Repeat the following listing word for word, with every character unchanged.

Dataset entries

################

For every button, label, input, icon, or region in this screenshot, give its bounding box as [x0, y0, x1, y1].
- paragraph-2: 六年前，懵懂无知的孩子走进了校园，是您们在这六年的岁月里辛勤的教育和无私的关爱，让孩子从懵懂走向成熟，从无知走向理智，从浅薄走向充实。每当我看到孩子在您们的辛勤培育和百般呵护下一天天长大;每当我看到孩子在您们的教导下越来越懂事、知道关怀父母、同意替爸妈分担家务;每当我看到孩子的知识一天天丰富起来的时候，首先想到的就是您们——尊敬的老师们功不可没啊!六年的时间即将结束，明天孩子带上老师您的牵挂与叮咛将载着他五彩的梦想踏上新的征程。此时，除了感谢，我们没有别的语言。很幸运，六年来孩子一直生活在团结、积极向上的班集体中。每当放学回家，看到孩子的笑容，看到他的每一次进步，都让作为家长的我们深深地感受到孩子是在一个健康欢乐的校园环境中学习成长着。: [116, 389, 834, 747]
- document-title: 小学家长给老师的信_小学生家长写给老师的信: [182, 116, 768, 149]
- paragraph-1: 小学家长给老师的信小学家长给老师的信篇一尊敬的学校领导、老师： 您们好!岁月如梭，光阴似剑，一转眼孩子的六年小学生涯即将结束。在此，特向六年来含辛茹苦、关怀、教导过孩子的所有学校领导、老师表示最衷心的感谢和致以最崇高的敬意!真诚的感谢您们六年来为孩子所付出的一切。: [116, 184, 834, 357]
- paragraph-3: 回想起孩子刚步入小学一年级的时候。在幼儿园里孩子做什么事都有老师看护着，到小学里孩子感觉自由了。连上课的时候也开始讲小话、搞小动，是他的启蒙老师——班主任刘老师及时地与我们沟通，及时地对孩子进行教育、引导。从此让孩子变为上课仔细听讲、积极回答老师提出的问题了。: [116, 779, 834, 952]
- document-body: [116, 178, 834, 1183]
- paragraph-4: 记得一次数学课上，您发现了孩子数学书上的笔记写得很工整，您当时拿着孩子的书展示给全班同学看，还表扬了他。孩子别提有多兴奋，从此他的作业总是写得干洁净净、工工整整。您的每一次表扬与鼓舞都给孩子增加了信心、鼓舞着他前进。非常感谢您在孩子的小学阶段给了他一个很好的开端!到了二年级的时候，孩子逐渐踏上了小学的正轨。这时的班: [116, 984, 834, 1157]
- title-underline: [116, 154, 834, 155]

################

**Task output**
For every button, label, input, icon, or region in this screenshot, give its bounding box as [x0, y0, x1, y1].
- paragraph-2: 六年前，懵懂无知的孩子走进了校园，是您们在这六年的岁月里辛勤的教育和无私的关爱，让孩子从懵懂走向成熟，从无知走向理智，从浅薄走向充实。每当我看到孩子在您们的辛勤培育和百般呵护下一天天长大;每当我看到孩子在您们的教导下越来越懂事、知道关怀父母、同意替爸妈分担家务;每当我看到孩子的知识一天天丰富起来的时候，首先想到的就是您们——尊敬的老师们功不可没啊!六年的时间即将结束，明天孩子带上老师您的牵挂与叮咛将载着他五彩的梦想踏上新的征程。此时，除了感谢，我们没有别的语言。很幸运，六年来孩子一直生活在团结、积极向上的班集体中。每当放学回家，看到孩子的笑容，看到他的每一次进步，都让作为家长的我们深深地感受到孩子是在一个健康欢乐的校园环境中学习成长着。: [116, 389, 834, 747]
- document-title: 小学家长给老师的信_小学生家长写给老师的信: [182, 116, 768, 149]
- paragraph-1: 小学家长给老师的信小学家长给老师的信篇一尊敬的学校领导、老师： 您们好!岁月如梭，光阴似剑，一转眼孩子的六年小学生涯即将结束。在此，特向六年来含辛茹苦、关怀、教导过孩子的所有学校领导、老师表示最衷心的感谢和致以最崇高的敬意!真诚的感谢您们六年来为孩子所付出的一切。: [116, 184, 834, 357]
- paragraph-3: 回想起孩子刚步入小学一年级的时候。在幼儿园里孩子做什么事都有老师看护着，到小学里孩子感觉自由了。连上课的时候也开始讲小话、搞小动，是他的启蒙老师——班主任刘老师及时地与我们沟通，及时地对孩子进行教育、引导。从此让孩子变为上课仔细听讲、积极回答老师提出的问题了。: [116, 779, 834, 952]
- document-body: [116, 178, 834, 1183]
- paragraph-4: 记得一次数学课上，您发现了孩子数学书上的笔记写得很工整，您当时拿着孩子的书展示给全班同学看，还表扬了他。孩子别提有多兴奋，从此他的作业总是写得干洁净净、工工整整。您的每一次表扬与鼓舞都给孩子增加了信心、鼓舞着他前进。非常感谢您在孩子的小学阶段给了他一个很好的开端!到了二年级的时候，孩子逐渐踏上了小学的正轨。这时的班: [116, 984, 834, 1157]
- title-underline: [116, 154, 834, 155]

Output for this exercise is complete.